Exactly reproduce all the records, keeping pictures out of the copy.

BEGIN RECORD EXTRACTS

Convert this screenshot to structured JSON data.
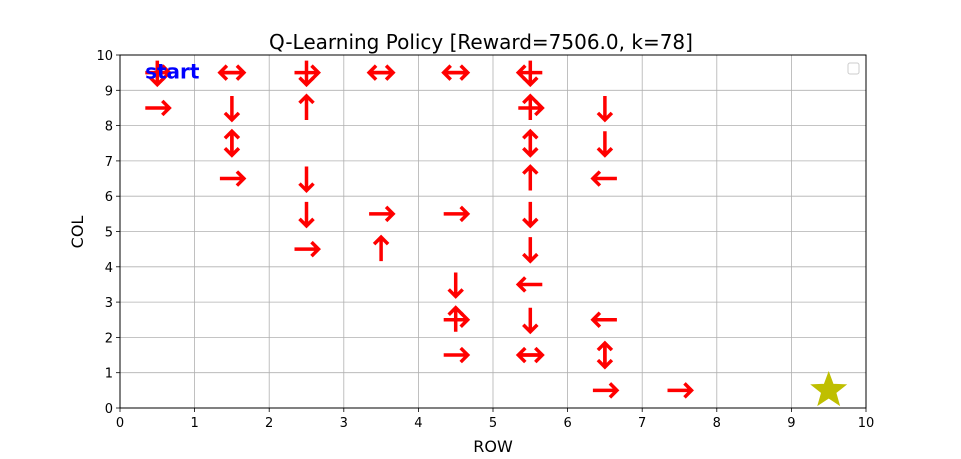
{
  "chart_data": {
    "type": "scatter",
    "title": "Q-Learning Policy [Reward=7506.0, k=78]",
    "xlabel": "ROW",
    "ylabel": "COL",
    "xlim": [
      0,
      10
    ],
    "ylim": [
      0,
      10
    ],
    "xticks": [
      "0",
      "1",
      "2",
      "3",
      "4",
      "5",
      "6",
      "7",
      "8",
      "9",
      "10"
    ],
    "yticks": [
      "0",
      "1",
      "2",
      "3",
      "4",
      "5",
      "6",
      "7",
      "8",
      "9",
      "10"
    ],
    "grid": true,
    "legend": {
      "placement": "top-right",
      "entries": []
    },
    "start": {
      "label": "start",
      "x": 0.5,
      "y": 9.5,
      "color": "#0000ff"
    },
    "goal": {
      "x": 9.5,
      "y": 0.5,
      "marker": "star",
      "color": "#bfbf00"
    },
    "arrow_color": "#ff0000",
    "arrows": [
      {
        "x": 0.5,
        "y": 9.5,
        "dirs": [
          "right",
          "down"
        ]
      },
      {
        "x": 0.5,
        "y": 8.5,
        "dirs": [
          "right"
        ]
      },
      {
        "x": 1.5,
        "y": 9.5,
        "dirs": [
          "left",
          "right"
        ]
      },
      {
        "x": 1.5,
        "y": 8.5,
        "dirs": [
          "down"
        ]
      },
      {
        "x": 1.5,
        "y": 7.5,
        "dirs": [
          "up",
          "down"
        ]
      },
      {
        "x": 1.5,
        "y": 6.5,
        "dirs": [
          "right"
        ]
      },
      {
        "x": 2.5,
        "y": 9.5,
        "dirs": [
          "right",
          "down"
        ]
      },
      {
        "x": 2.5,
        "y": 8.5,
        "dirs": [
          "up"
        ]
      },
      {
        "x": 2.5,
        "y": 6.5,
        "dirs": [
          "down"
        ]
      },
      {
        "x": 2.5,
        "y": 5.5,
        "dirs": [
          "down"
        ]
      },
      {
        "x": 2.5,
        "y": 4.5,
        "dirs": [
          "right"
        ]
      },
      {
        "x": 3.5,
        "y": 9.5,
        "dirs": [
          "left",
          "right"
        ]
      },
      {
        "x": 3.5,
        "y": 5.5,
        "dirs": [
          "right"
        ]
      },
      {
        "x": 3.5,
        "y": 4.5,
        "dirs": [
          "up"
        ]
      },
      {
        "x": 4.5,
        "y": 9.5,
        "dirs": [
          "left",
          "right"
        ]
      },
      {
        "x": 4.5,
        "y": 5.5,
        "dirs": [
          "right"
        ]
      },
      {
        "x": 4.5,
        "y": 3.5,
        "dirs": [
          "down"
        ]
      },
      {
        "x": 4.5,
        "y": 2.5,
        "dirs": [
          "right",
          "up"
        ]
      },
      {
        "x": 4.5,
        "y": 1.5,
        "dirs": [
          "right"
        ]
      },
      {
        "x": 5.5,
        "y": 9.5,
        "dirs": [
          "left",
          "down"
        ]
      },
      {
        "x": 5.5,
        "y": 8.5,
        "dirs": [
          "right",
          "up"
        ]
      },
      {
        "x": 5.5,
        "y": 7.5,
        "dirs": [
          "up",
          "down"
        ]
      },
      {
        "x": 5.5,
        "y": 6.5,
        "dirs": [
          "up"
        ]
      },
      {
        "x": 5.5,
        "y": 5.5,
        "dirs": [
          "down"
        ]
      },
      {
        "x": 5.5,
        "y": 4.5,
        "dirs": [
          "down"
        ]
      },
      {
        "x": 5.5,
        "y": 3.5,
        "dirs": [
          "left"
        ]
      },
      {
        "x": 5.5,
        "y": 2.5,
        "dirs": [
          "down"
        ]
      },
      {
        "x": 5.5,
        "y": 1.5,
        "dirs": [
          "left",
          "right"
        ]
      },
      {
        "x": 6.5,
        "y": 8.5,
        "dirs": [
          "down"
        ]
      },
      {
        "x": 6.5,
        "y": 7.5,
        "dirs": [
          "down"
        ]
      },
      {
        "x": 6.5,
        "y": 6.5,
        "dirs": [
          "left"
        ]
      },
      {
        "x": 6.5,
        "y": 2.5,
        "dirs": [
          "left"
        ]
      },
      {
        "x": 6.5,
        "y": 1.5,
        "dirs": [
          "up",
          "down"
        ]
      },
      {
        "x": 6.5,
        "y": 0.5,
        "dirs": [
          "right"
        ]
      },
      {
        "x": 7.5,
        "y": 0.5,
        "dirs": [
          "right"
        ]
      }
    ]
  }
}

END RECORD EXTRACTS

■ SOLUTION TO THE PROBLEM:
Convert this screenshot to structured JSON data.
{
  "chart_data": {
    "type": "scatter",
    "title": "Q-Learning Policy [Reward=7506.0, k=78]",
    "xlabel": "ROW",
    "ylabel": "COL",
    "xlim": [
      0,
      10
    ],
    "ylim": [
      0,
      10
    ],
    "xticks": [
      "0",
      "1",
      "2",
      "3",
      "4",
      "5",
      "6",
      "7",
      "8",
      "9",
      "10"
    ],
    "yticks": [
      "0",
      "1",
      "2",
      "3",
      "4",
      "5",
      "6",
      "7",
      "8",
      "9",
      "10"
    ],
    "grid": true,
    "legend": {
      "placement": "top-right",
      "entries": []
    },
    "start": {
      "label": "start",
      "x": 0.5,
      "y": 9.5,
      "color": "#0000ff"
    },
    "goal": {
      "x": 9.5,
      "y": 0.5,
      "marker": "star",
      "color": "#bfbf00"
    },
    "arrow_color": "#ff0000",
    "arrows": [
      {
        "x": 0.5,
        "y": 9.5,
        "dirs": [
          "right",
          "down"
        ]
      },
      {
        "x": 0.5,
        "y": 8.5,
        "dirs": [
          "right"
        ]
      },
      {
        "x": 1.5,
        "y": 9.5,
        "dirs": [
          "left",
          "right"
        ]
      },
      {
        "x": 1.5,
        "y": 8.5,
        "dirs": [
          "down"
        ]
      },
      {
        "x": 1.5,
        "y": 7.5,
        "dirs": [
          "up",
          "down"
        ]
      },
      {
        "x": 1.5,
        "y": 6.5,
        "dirs": [
          "right"
        ]
      },
      {
        "x": 2.5,
        "y": 9.5,
        "dirs": [
          "right",
          "down"
        ]
      },
      {
        "x": 2.5,
        "y": 8.5,
        "dirs": [
          "up"
        ]
      },
      {
        "x": 2.5,
        "y": 6.5,
        "dirs": [
          "down"
        ]
      },
      {
        "x": 2.5,
        "y": 5.5,
        "dirs": [
          "down"
        ]
      },
      {
        "x": 2.5,
        "y": 4.5,
        "dirs": [
          "right"
        ]
      },
      {
        "x": 3.5,
        "y": 9.5,
        "dirs": [
          "left",
          "right"
        ]
      },
      {
        "x": 3.5,
        "y": 5.5,
        "dirs": [
          "right"
        ]
      },
      {
        "x": 3.5,
        "y": 4.5,
        "dirs": [
          "up"
        ]
      },
      {
        "x": 4.5,
        "y": 9.5,
        "dirs": [
          "left",
          "right"
        ]
      },
      {
        "x": 4.5,
        "y": 5.5,
        "dirs": [
          "right"
        ]
      },
      {
        "x": 4.5,
        "y": 3.5,
        "dirs": [
          "down"
        ]
      },
      {
        "x": 4.5,
        "y": 2.5,
        "dirs": [
          "right",
          "up"
        ]
      },
      {
        "x": 4.5,
        "y": 1.5,
        "dirs": [
          "right"
        ]
      },
      {
        "x": 5.5,
        "y": 9.5,
        "dirs": [
          "left",
          "down"
        ]
      },
      {
        "x": 5.5,
        "y": 8.5,
        "dirs": [
          "right",
          "up"
        ]
      },
      {
        "x": 5.5,
        "y": 7.5,
        "dirs": [
          "up",
          "down"
        ]
      },
      {
        "x": 5.5,
        "y": 6.5,
        "dirs": [
          "up"
        ]
      },
      {
        "x": 5.5,
        "y": 5.5,
        "dirs": [
          "down"
        ]
      },
      {
        "x": 5.5,
        "y": 4.5,
        "dirs": [
          "down"
        ]
      },
      {
        "x": 5.5,
        "y": 3.5,
        "dirs": [
          "left"
        ]
      },
      {
        "x": 5.5,
        "y": 2.5,
        "dirs": [
          "down"
        ]
      },
      {
        "x": 5.5,
        "y": 1.5,
        "dirs": [
          "left",
          "right"
        ]
      },
      {
        "x": 6.5,
        "y": 8.5,
        "dirs": [
          "down"
        ]
      },
      {
        "x": 6.5,
        "y": 7.5,
        "dirs": [
          "down"
        ]
      },
      {
        "x": 6.5,
        "y": 6.5,
        "dirs": [
          "left"
        ]
      },
      {
        "x": 6.5,
        "y": 2.5,
        "dirs": [
          "left"
        ]
      },
      {
        "x": 6.5,
        "y": 1.5,
        "dirs": [
          "up",
          "down"
        ]
      },
      {
        "x": 6.5,
        "y": 0.5,
        "dirs": [
          "right"
        ]
      },
      {
        "x": 7.5,
        "y": 0.5,
        "dirs": [
          "right"
        ]
      }
    ]
  }
}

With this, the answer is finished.